• _Aufgabe 1_: Gib bitte aus den Einträgen unten den Abschnitt als nummerierte Liste wieder, der mit der Zeile beginnt, die „X-axis label: Humidex“ enthält, und mit der Zeile endet, die „Localize all elements.“ enthält. Beide Zeilen gehören dazu, Leerzeilen entfallen.

MIDWAY – Bundesstart 07.11.2019
Man muss mittlerweile etwas genauer hinsehen, um einen Film von Roland Emmerich auszumachen. STONEWALL oder ANONYMOUS haben den Krawall-Schwaben unerwartet von einer dramatischen Seite jenseits des Spektakels entlarvt. Wenn Roland Emmerich allerdings einen Film über MIDWAY macht, dann weiß man Bescheid. Man kennt das ja von Michael Bay und seiner Geschichtsaufarbeitung von PEARL HARBOR. Doch Bay hat sich 80 unendliche Minuten Zeit gelassen, um dann in 40 Minuten zu zelebrieren weswegen das Publikum die Auditorien stürmte. Emmerich braucht gerade 300 Sekunden bis es donnert und kracht, bis die Decke und der Boden wackelt, und einem die Augen übergehen. Doch bereits nach wenigen Minuten ist der furiose Auftakt beendet. Aber das war erst der Angriff auf Pearl Harbor am 7. Dezember 1941. Das titelgebende Spektakel steht also noch aus, und bei fast lächerlichen 138 Minuten Laufzeit kann das dann gar nicht so lange hin sein.
Großspurig hat Emmerich angekündigt, dass sein neuestes Prestige-Objekt nicht von Schauwerten dominiert werden soll. Die Ereignisse welche zu der für die Amerikaner kriegsentscheidenden Schlacht führten, sollten den zentralen Kern der Geschichte ausmachen. Die diffizile Arbeit der militärischen Geheimdienste und das innerpolitische Geplänkel auf amerikanischer, sowie japanischer Seite, lagen im Fokus. Eine Herausforderung für Wes Tooke, der hier mit seinem ersten Drehbuch für einen Kinofilm debütiert. Denn, so deutet uns diese Hollywood-Lehrstunde an, die Leistung des Geheimdienstes war gar nicht so raffiniert, wie man dennoch darstellen wollte. Vielleicht war es seinerzeit etwas neues, wirklich ausgeklügeltes, unvorhersehbar und gerissen, um heraus zu finden, wo die Japaner ihren nächsten Angriff starten würden. Aus heutiger Sicht allerdings für den Zuschauer ein schnell durchschauter Plan, der sich sehr schwer tut über 90 Minuten gestreckt werden zu können.

Annotierte Elementlisten
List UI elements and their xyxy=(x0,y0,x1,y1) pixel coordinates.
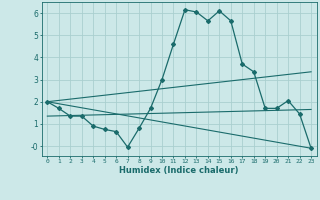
X-axis label: Humidex (Indice chaleur): Humidex (Indice chaleur) xyxy=(119,166,239,175)
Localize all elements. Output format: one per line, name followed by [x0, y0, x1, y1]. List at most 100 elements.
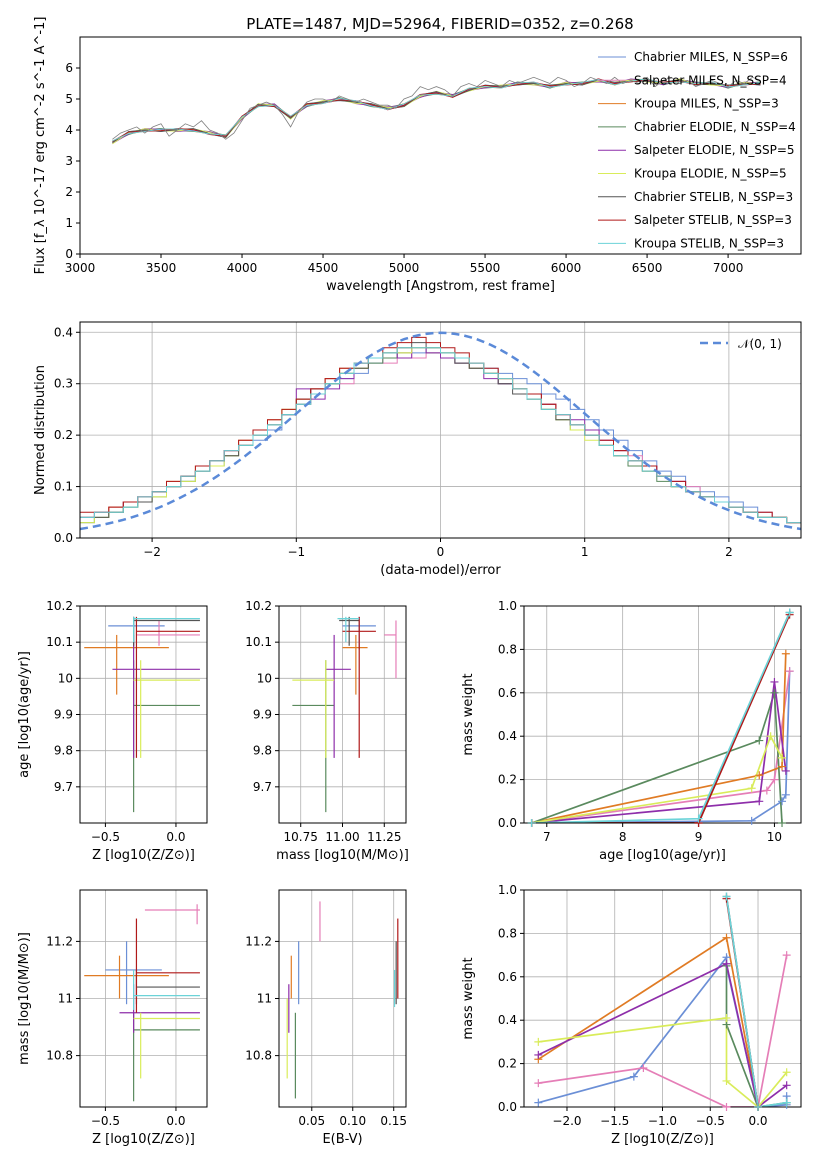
y-tick-label: 0.0: [498, 1100, 517, 1114]
legend-entry: Kroupa ELODIE, N_SSP=5: [634, 167, 787, 181]
weight-marker-salpeter-elodie: [722, 959, 731, 968]
weight-line-salpeter-miles: [531, 670, 791, 823]
x-tick-label: −2.0: [552, 1114, 581, 1128]
x-tick-label: −2: [143, 545, 161, 559]
weight-line-kroupa-elodie: [531, 734, 783, 823]
x-tick-label: 8: [619, 830, 627, 844]
weight-marker-salpeter-miles: [782, 951, 791, 960]
weight-marker-chabrier-miles: [629, 1072, 638, 1081]
y-tick-label: 0.0: [54, 531, 73, 545]
x-axis-label: Z [log10(Z/Z⊙)]: [92, 848, 195, 863]
plot-area: [279, 606, 406, 823]
legend-entry: Chabrier ELODIE, N_SSP=4: [634, 120, 796, 134]
x-tick-label: 5500: [470, 261, 501, 275]
y-tick-label: 0.3: [54, 377, 73, 391]
y-tick-label: 4: [65, 123, 73, 137]
y-tick-label: 9.9: [54, 708, 73, 722]
x-tick-label: 0.15: [380, 1114, 407, 1128]
weight-marker-salpeter-elodie: [770, 677, 779, 686]
panel-mass-vs-EBV: 0.05 0.10 0.15 10.8 11 11.2 E(B-V): [245, 889, 407, 1147]
y-tick-label: 0.1: [54, 480, 73, 494]
x-tick-label: 0.0: [166, 1114, 185, 1128]
y-tick-label: 1: [65, 216, 73, 230]
x-tick-label: 7: [543, 830, 551, 844]
y-tick-label: 0.2: [498, 773, 517, 787]
legend-entry: Chabrier MILES, N_SSP=6: [634, 50, 788, 64]
axes-frame: [79, 36, 802, 255]
y-tick-label: 0.6: [498, 686, 517, 700]
panel-age-vs-mass: 10.75 11.00 11.25 9.7 9.8 9.9 10 10.1 10.2 mass […: [245, 599, 409, 863]
x-tick-label: 0.10: [339, 1114, 366, 1128]
y-tick-label: 10: [257, 671, 272, 685]
weight-marker-kroupa-stelib: [785, 608, 794, 617]
histogram-kroupa-stelib: [80, 347, 801, 524]
weight-marker-kroupa-elodie: [766, 732, 775, 741]
y-axis-label: mass [log10(M/M⊙)]: [17, 932, 32, 1065]
y-tick-label: 0.4: [498, 729, 517, 743]
plot-area: [524, 890, 801, 1107]
weight-marker-kroupa-elodie: [747, 784, 756, 793]
plot-area: [524, 606, 801, 823]
weight-marker-kroupa-miles: [778, 762, 787, 771]
y-tick-label: 10.2: [46, 599, 73, 613]
weight-marker-salpeter-miles: [785, 667, 794, 676]
legend-entry: Salpeter STELIB, N_SSP=3: [634, 213, 792, 227]
x-tick-label: 4000: [227, 261, 258, 275]
weight-line-salpeter-elodie: [537, 962, 788, 1107]
legend: Chabrier MILES, N_SSP=6 Salpeter MILES, N…: [598, 50, 796, 250]
axes-frame: [79, 605, 208, 824]
y-tick-label: 5: [65, 92, 73, 106]
x-tick-label: 6000: [551, 261, 582, 275]
y-tick-label: 0.4: [498, 1013, 517, 1027]
axes-frame: [523, 605, 802, 824]
y-tick-label: 9.8: [253, 744, 272, 758]
x-tick-label: 0.0: [166, 830, 185, 844]
panel-mass-vs-Z: −0.5 0.0 10.8 11 11.2 Z [log10(Z/Z⊙)] mass [lo…: [17, 889, 208, 1147]
x-axis-label: mass [log10(M/M⊙)]: [276, 848, 409, 863]
x-tick-label: 11.00: [325, 830, 359, 844]
weight-line-kroupa-miles: [531, 653, 787, 823]
x-tick-label: 11.25: [367, 830, 401, 844]
weight-marker-chabrier-elodie: [778, 819, 787, 827]
weight-marker-chabrier-miles: [747, 816, 756, 825]
weight-marker-salpeter-elodie: [782, 1081, 791, 1090]
y-tick-label: 10.8: [245, 1049, 272, 1063]
weight-marker-salpeter-miles: [722, 1103, 731, 1111]
x-tick-label: −1.5: [600, 1114, 629, 1128]
y-tick-label: 2: [65, 185, 73, 199]
x-tick-label: −0.5: [91, 1114, 120, 1128]
y-tick-label: 0.0: [498, 816, 517, 830]
plot-area: [80, 606, 207, 823]
legend-entry: 𝒩(0, 1): [738, 337, 782, 351]
weight-marker-chabrier-miles: [778, 797, 787, 806]
model-line-kroupa-stelib: [112, 78, 761, 142]
y-tick-label: 0.8: [498, 926, 517, 940]
x-tick-label: −0.5: [91, 830, 120, 844]
weight-marker-chabrier-elodie: [770, 688, 779, 697]
weight-line-chabrier-stelib: [531, 612, 791, 823]
plot-area: [112, 76, 761, 145]
x-tick-label: 9: [695, 830, 703, 844]
axes-frame: [278, 605, 407, 824]
x-tick-label: −0.5: [696, 1114, 725, 1128]
y-tick-label: 1.0: [498, 883, 517, 897]
weight-marker-salpeter-elodie: [781, 766, 790, 775]
panel-residuals: −2 −1 0 1 2 0.0 0.1 0.2 0.3 0.4 (data-model)/error…: [33, 321, 802, 578]
y-tick-label: 9.7: [54, 780, 73, 794]
weight-line-kroupa-miles: [537, 936, 759, 1107]
y-tick-label: 9.8: [54, 744, 73, 758]
axes-frame: [278, 889, 407, 1108]
weight-marker-kroupa-elodie: [778, 753, 787, 762]
weight-marker-kroupa-elodie: [534, 1037, 543, 1046]
y-tick-label: 10.1: [245, 635, 272, 649]
y-tick-label: 0.8: [498, 642, 517, 656]
weight-line-salpeter-elodie: [531, 681, 787, 823]
y-tick-label: 0.6: [498, 970, 517, 984]
x-tick-label: 7000: [713, 261, 744, 275]
y-tick-label: 6: [65, 61, 73, 75]
chart-panels: 3000 3500 4000 4500 5000 5500 6000 6500 7000 0 1 2 3…: [17, 17, 802, 1147]
weight-marker-kroupa-elodie: [722, 1076, 731, 1085]
x-axis-label: age [log10(age/yr)]: [599, 848, 726, 863]
figure-title: PLATE=1487, MJD=52964, FIBERID=0352, z=0…: [246, 15, 633, 33]
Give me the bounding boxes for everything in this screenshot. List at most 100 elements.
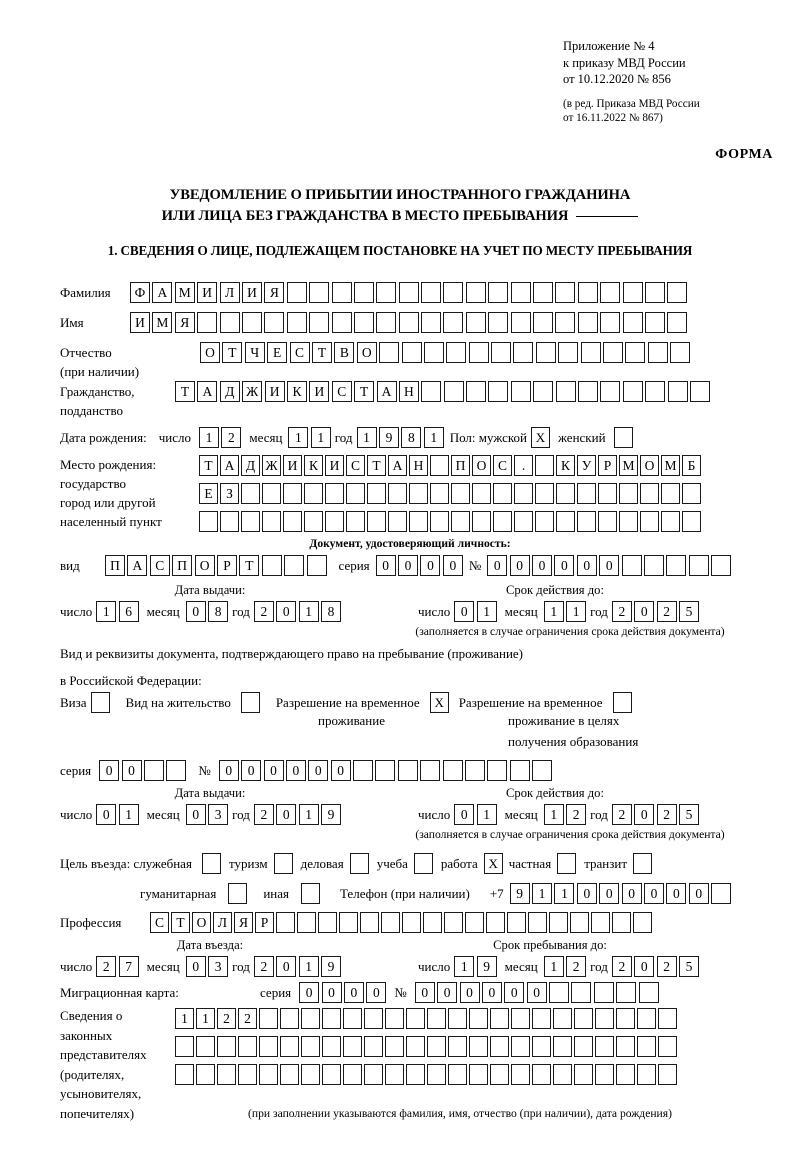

• _Aufgabe 2_: Wer hat laut der Filmkritik das Drehbuch zu MIDWAY geschrieben?

• _Ausgabe 1_:
1. X-axis label: Humidex (Indice chaleur): Humidex (Indice chaleur) xyxy=(119,166,239,175)
2. Localize all elements. Output format: one per line, name followed by [x0, y0, x1, y1]. List at most 100 elements.

• _Ausgabe 2_: Wes Tooke.